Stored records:
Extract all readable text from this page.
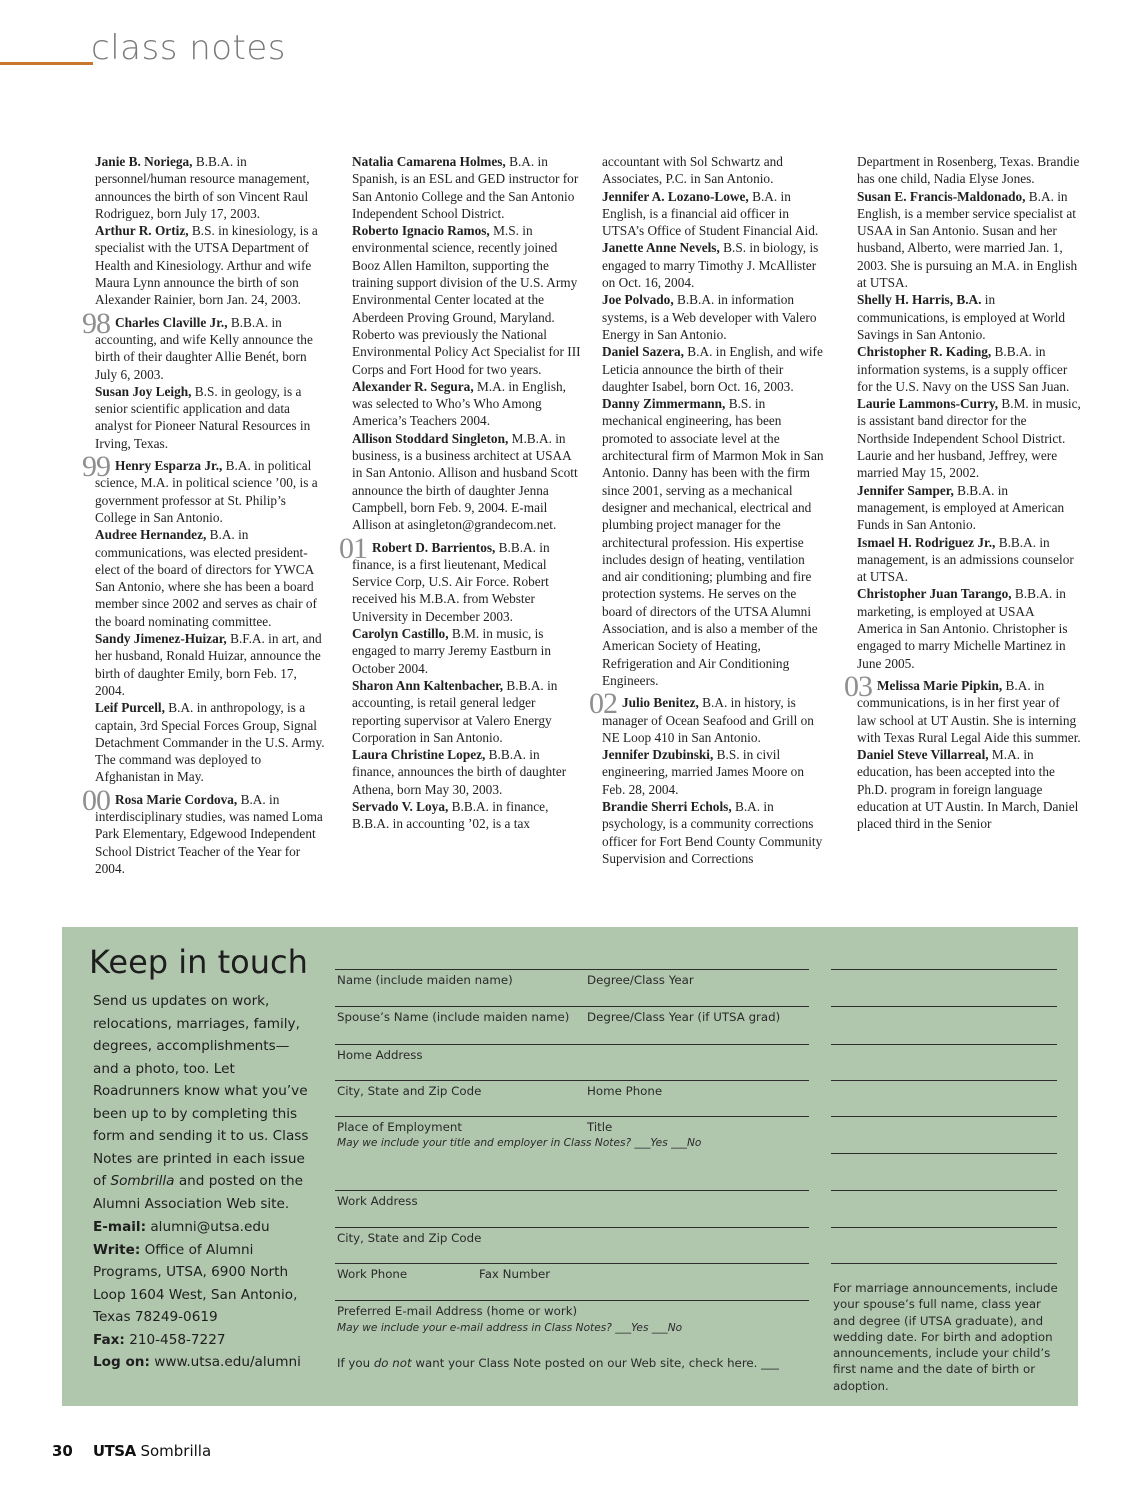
class notes
Janie B. Noriega, B.B.A. in personnel/human resource management, announces the birth of son Vincent Raul Rodriguez, born July 17, 2003.
Arthur R. Ortiz, B.S. in kinesiology, is a specialist with the UTSA Department of Health and Kinesiology. Arthur and wife Maura Lynn announce the birth of son Alexander Rainier, born Jan. 24, 2003.
98 Charles Claville Jr., B.B.A. in accounting, and wife Kelly announce the birth of their daughter Allie Benét, born July 6, 2003.
Susan Joy Leigh, B.S. in geology, is a senior scientific application and data analyst for Pioneer Natural Resources in Irving, Texas.
99 Henry Esparza Jr., B.A. in political science, M.A. in political science ’00, is a government professor at St. Philip’s College in San Antonio.
Audree Hernandez, B.A. in communications, was elected president-elect of the board of directors for YWCA San Antonio, where she has been a board member since 2002 and serves as chair of the board nominating committee.
Sandy Jimenez-Huizar, B.F.A. in art, and her husband, Ronald Huizar, announce the birth of daughter Emily, born Feb. 17, 2004.
Leif Purcell, B.A. in anthropology, is a captain, 3rd Special Forces Group, Signal Detachment Commander in the U.S. Army. The command was deployed to Afghanistan in May.
00 Rosa Marie Cordova, B.A. in interdisciplinary studies, was named Loma Park Elementary, Edgewood Independent School District Teacher of the Year for 2004.
Natalia Camarena Holmes, B.A. in Spanish, is an ESL and GED instructor for San Antonio College and the San Antonio Independent School District.
Roberto Ignacio Ramos, M.S. in environmental science, recently joined Booz Allen Hamilton, supporting the training support division of the U.S. Army Environmental Center located at the Aberdeen Proving Ground, Maryland. Roberto was previously the National Environmental Policy Act Specialist for III Corps and Fort Hood for two years.
Alexander R. Segura, M.A. in English, was selected to Who’s Who Among America’s Teachers 2004.
Allison Stoddard Singleton, M.B.A. in business, is a business architect at USAA in San Antonio. Allison and husband Scott announce the birth of daughter Jenna Campbell, born Feb. 9, 2004. E-mail Allison at asingleton@grandecom.net.
01 Robert D. Barrientos, B.B.A. in finance, is a first lieutenant, Medical Service Corp, U.S. Air Force. Robert received his M.B.A. from Webster University in December 2003.
Carolyn Castillo, B.M. in music, is engaged to marry Jeremy Eastburn in October 2004.
Sharon Ann Kaltenbacher, B.B.A. in accounting, is retail general ledger reporting supervisor at Valero Energy Corporation in San Antonio.
Laura Christine Lopez, B.B.A. in finance, announces the birth of daughter Athena, born May 30, 2003.
Servado V. Loya, B.B.A. in finance, B.B.A. in accounting ’02, is a tax
accountant with Sol Schwartz and Associates, P.C. in San Antonio.
Jennifer A. Lozano-Lowe, B.A. in English, is a financial aid officer in UTSA’s Office of Student Financial Aid.
Janette Anne Nevels, B.S. in biology, is engaged to marry Timothy J. McAllister on Oct. 16, 2004.
Joe Polvado, B.B.A. in information systems, is a Web developer with Valero Energy in San Antonio.
Daniel Sazera, B.A. in English, and wife Leticia announce the birth of their daughter Isabel, born Oct. 16, 2003.
Danny Zimmermann, B.S. in mechanical engineering, has been promoted to associate level at the architectural firm of Marmon Mok in San Antonio. Danny has been with the firm since 2001, serving as a mechanical designer and mechanical, electrical and plumbing project manager for the architectural profession. His expertise includes design of heating, ventilation and air conditioning; plumbing and fire protection systems. He serves on the board of directors of the UTSA Alumni Association, and is also a member of the American Society of Heating, Refrigeration and Air Conditioning Engineers.
02 Julio Benitez, B.A. in history, is manager of Ocean Seafood and Grill on NE Loop 410 in San Antonio.
Jennifer Dzubinski, B.S. in civil engineering, married James Moore on Feb. 28, 2004.
Brandie Sherri Echols, B.A. in psychology, is a community corrections officer for Fort Bend County Community Supervision and Corrections
Department in Rosenberg, Texas. Brandie has one child, Nadia Elyse Jones.
Susan E. Francis-Maldonado, B.A. in English, is a member service specialist at USAA in San Antonio. Susan and her husband, Alberto, were married Jan. 1, 2003. She is pursuing an M.A. in English at UTSA.
Shelly H. Harris, B.A. in communications, is employed at World Savings in San Antonio.
Christopher R. Kading, B.B.A. in information systems, is a supply officer for the U.S. Navy on the USS San Juan.
Laurie Lammons-Curry, B.M. in music, is assistant band director for the Northside Independent School District. Laurie and her husband, Jeffrey, were married May 15, 2002.
Jennifer Samper, B.B.A. in management, is employed at American Funds in San Antonio.
Ismael H. Rodriguez Jr., B.B.A. in management, is an admissions counselor at UTSA.
Christopher Juan Tarango, B.B.A. in marketing, is employed at USAA America in San Antonio. Christopher is engaged to marry Michelle Martinez in June 2005.
03 Melissa Marie Pipkin, B.A. in communications, is in her first year of law school at UT Austin. She is interning with Texas Rural Legal Aide this summer.
Daniel Steve Villarreal, M.A. in education, has been accepted into the Ph.D. program in foreign language education at UT Austin. In March, Daniel placed third in the Senior
Keep in touch
Send us updates on work, relocations, marriages, family, degrees, accomplishments—and a photo, too. Let Roadrunners know what you’ve been up to by completing this form and sending it to us. Class Notes are printed in each issue of Sombrilla and posted on the Alumni Association Web site.
E-mail: alumni@utsa.edu
Write: Office of Alumni Programs, UTSA, 6900 North Loop 1604 West, San Antonio, Texas 78249-0619
Fax: 210-458-7227
Log on: www.utsa.edu/alumni
Name (include maiden name)	Degree/Class Year
Spouse’s Name (include maiden name) Degree/Class Year (if UTSA grad)
Home Address
City, State and Zip Code	Home Phone
Place of Employment	Title
May we include your title and employer in Class Notes? ___Yes ___No
Work Address
City, State and Zip Code
Work Phone	Fax Number
Preferred E-mail Address (home or work)
May we include your e-mail address in Class Notes? ___Yes ___No
If you do not want your Class Note posted on our Web site, check here. ___
For marriage announcements, include your spouse’s full name, class year and degree (if UTSA graduate), and wedding date. For birth and adoption announcements, include your child’s first name and the date of birth or adoption.
30 UTSA Sombrilla
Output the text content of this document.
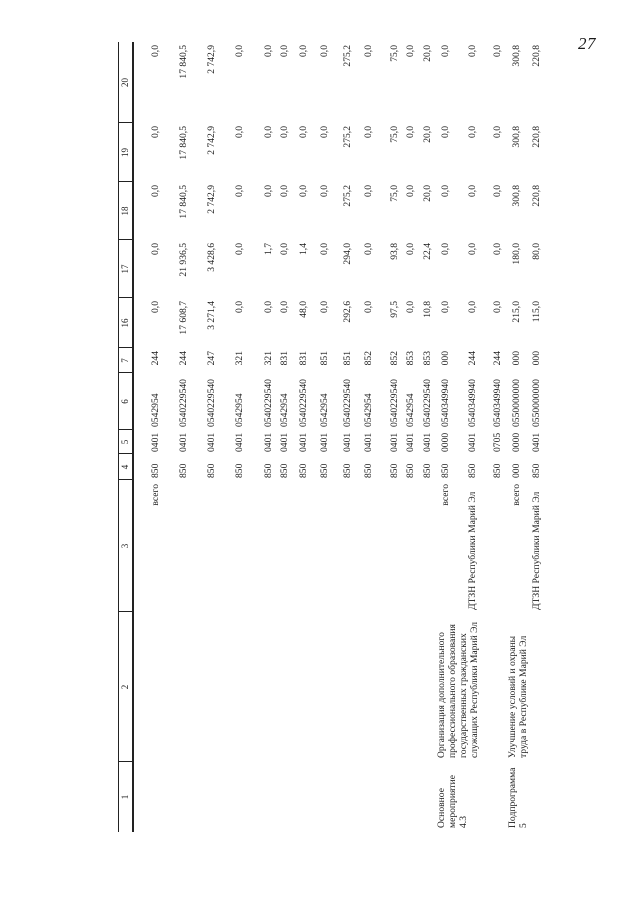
27
1
2
3
4
5
6
7
16
17
18
19
20
Основное мероприятие 4.3
Организация дополнительного профессионального образования государственных гражданских служащих Республики Марий Эл
всего
850
0401
0542954
244
0,0
0,0
0,0
0,0
0,0
850
0401
0540229540
244
17 608,7
21 936,5
17 840,5
17 840,5
17 840,5
850
0401
0540229540
247
3 271,4
3 428,6
2 742,9
2 742,9
2 742,9
850
0401
0542954
321
0,0
0,0
0,0
0,0
0,0
850
0401
0540229540
321
0,0
1,7
0,0
0,0
0,0
850
0401
0542954
831
0,0
0,0
0,0
0,0
0,0
850
0401
0540229540
831
48,0
1,4
0,0
0,0
0,0
850
0401
0542954
851
0,0
0,0
0,0
0,0
0,0
850
0401
0540229540
851
292,6
294,0
275,2
275,2
275,2
850
0401
0542954
852
0,0
0,0
0,0
0,0
0,0
850
0401
0540229540
852
97,5
93,8
75,0
75,0
75,0
850
0401
0542954
853
0,0
0,0
0,0
0,0
0,0
850
0401
0540229540
853
10,8
22,4
20,0
20,0
20,0
всего
850
0000
0540349940
000
0,0
0,0
0,0
0,0
0,0
ДТЗН Республики Марий Эл
850
0401
0540349940
244
0,0
0,0
0,0
0,0
0,0
850
0705
0540349940
244
0,0
0,0
0,0
0,0
0,0
Подпрограмма 5
Улучшение условий и охраны труда в Республике Марий Эл
всего
000
0000
0550000000
000
215,0
180,0
300,8
300,8
300,8
ДТЗН Республики Марий Эл
850
0401
0550000000
000
115,0
80,0
220,8
220,8
220,8
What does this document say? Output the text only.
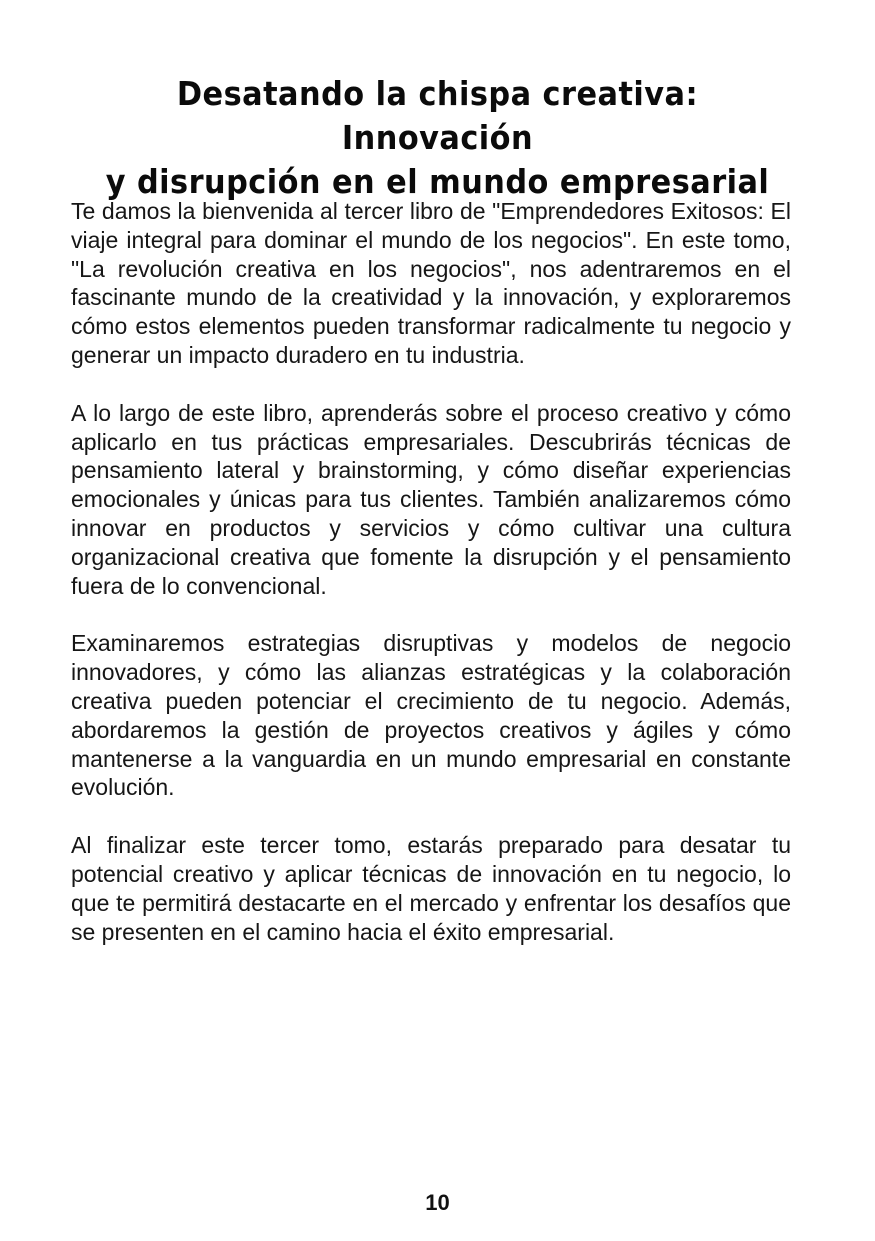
Desatando la chispa creativa: Innovación
y disrupción en el mundo empresarial

Te damos la bienvenida al tercer libro de "Emprendedores Exitosos: El viaje integral para dominar el mundo de los negocios". En este tomo, "La revolución creativa en los negocios", nos adentraremos en el fascinante mundo de la creatividad y la innovación, y exploraremos cómo estos elementos pueden transformar radicalmente tu negocio y generar un impacto duradero en tu industria.

A lo largo de este libro, aprenderás sobre el proceso creativo y cómo aplicarlo en tus prácticas empresariales. Descubrirás técnicas de pensamiento lateral y brainstorming, y cómo diseñar experiencias emocionales y únicas para tus clientes. También analizaremos cómo innovar en productos y servicios y cómo cultivar una cultura organizacional creativa que fomente la disrupción y el pensamiento fuera de lo convencional.

Examinaremos estrategias disruptivas y modelos de negocio innovadores, y cómo las alianzas estratégicas y la colaboración creativa pueden potenciar el crecimiento de tu negocio. Además, abordaremos la gestión de proyectos creativos y ágiles y cómo mantenerse a la vanguardia en un mundo empresarial en constante evolución.

Al finalizar este tercer tomo, estarás preparado para desatar tu potencial creativo y aplicar técnicas de innovación en tu negocio, lo que te permitirá destacarte en el mercado y enfrentar los desafíos que se presenten en el camino hacia el éxito empresarial.

10
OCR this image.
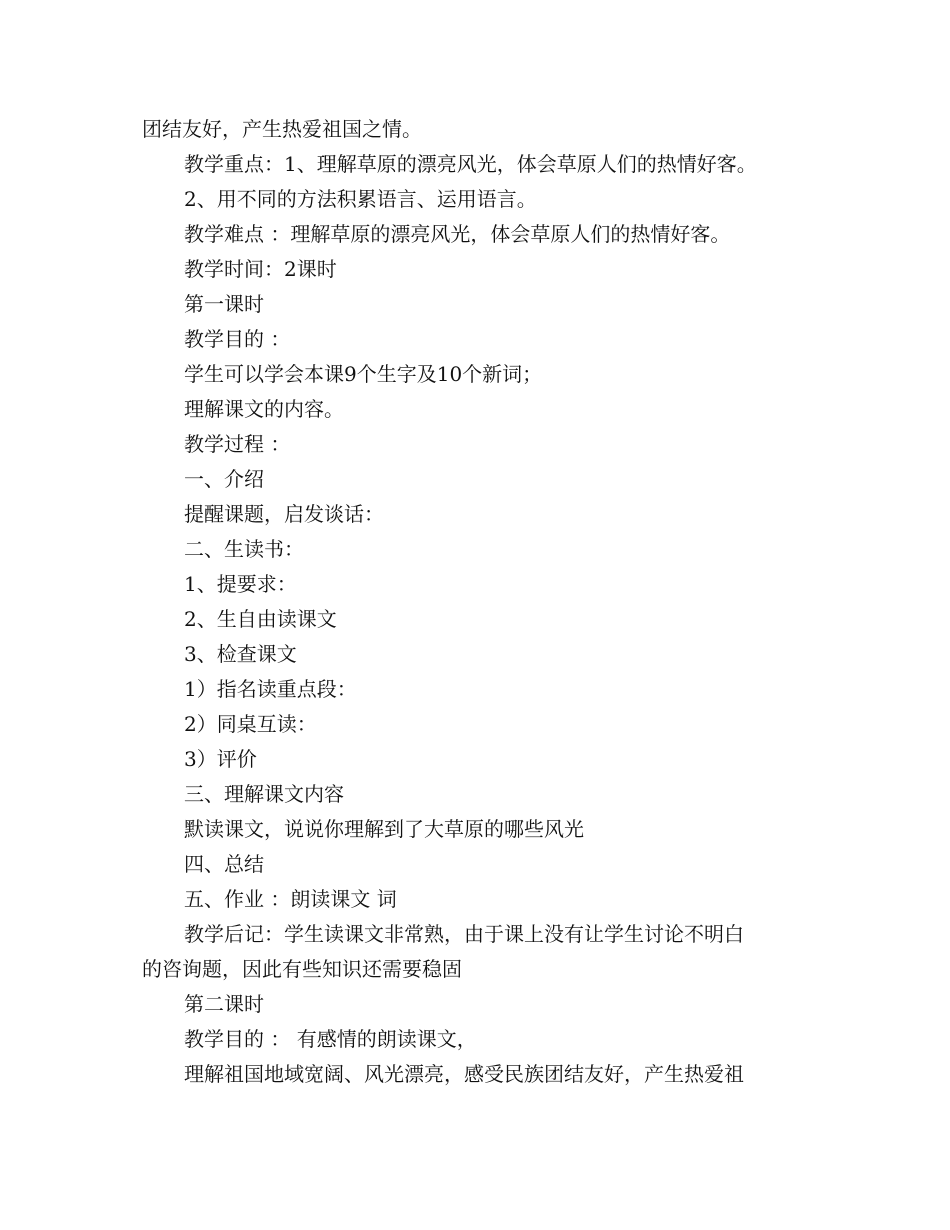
团结友好，产生热爱祖国之情。
教学重点：1、理解草原的漂亮风光，体会草原人们的热情好客。
2、用不同的方法积累语言、运用语言。
教学难点 ：理解草原的漂亮风光，体会草原人们的热情好客。
教学时间：2课时
第一课时
教学目的 ：
学生可以学会本课9个生字及10个新词；
理解课文的内容。
教学过程 ：
一、介绍
提醒课题，启发谈话：
二、生读书：
1、提要求：
2、生自由读课文
3、检查课文
1）指名读重点段：
2）同桌互读：
3）评价
三、理解课文内容
默读课文，说说你理解到了大草原的哪些风光
四、总结
五、作业 ：朗读课文 词
教学后记：学生读课文非常熟，由于课上没有让学生讨论不明白
的咨询题，因此有些知识还需要稳固
第二课时
教学目的 ： 有感情的朗读课文，
理解祖国地域宽阔、风光漂亮，感受民族团结友好，产生热爱祖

**YOUR GOAL:**
Pick out every line above that holds the word "employed" and copy it.

**PROBLEM SOLUTION:**
Shelly H. Harris, B.A. in communications, is employed at World Savings in San Antonio.
Jennifer Samper, B.B.A. in management, is employed at American Funds in San Antonio.
Christopher Juan Tarango, B.B.A. in marketing, is employed at USAA America in San Antonio. Christopher is engaged to marry Michelle Martinez in June 2005.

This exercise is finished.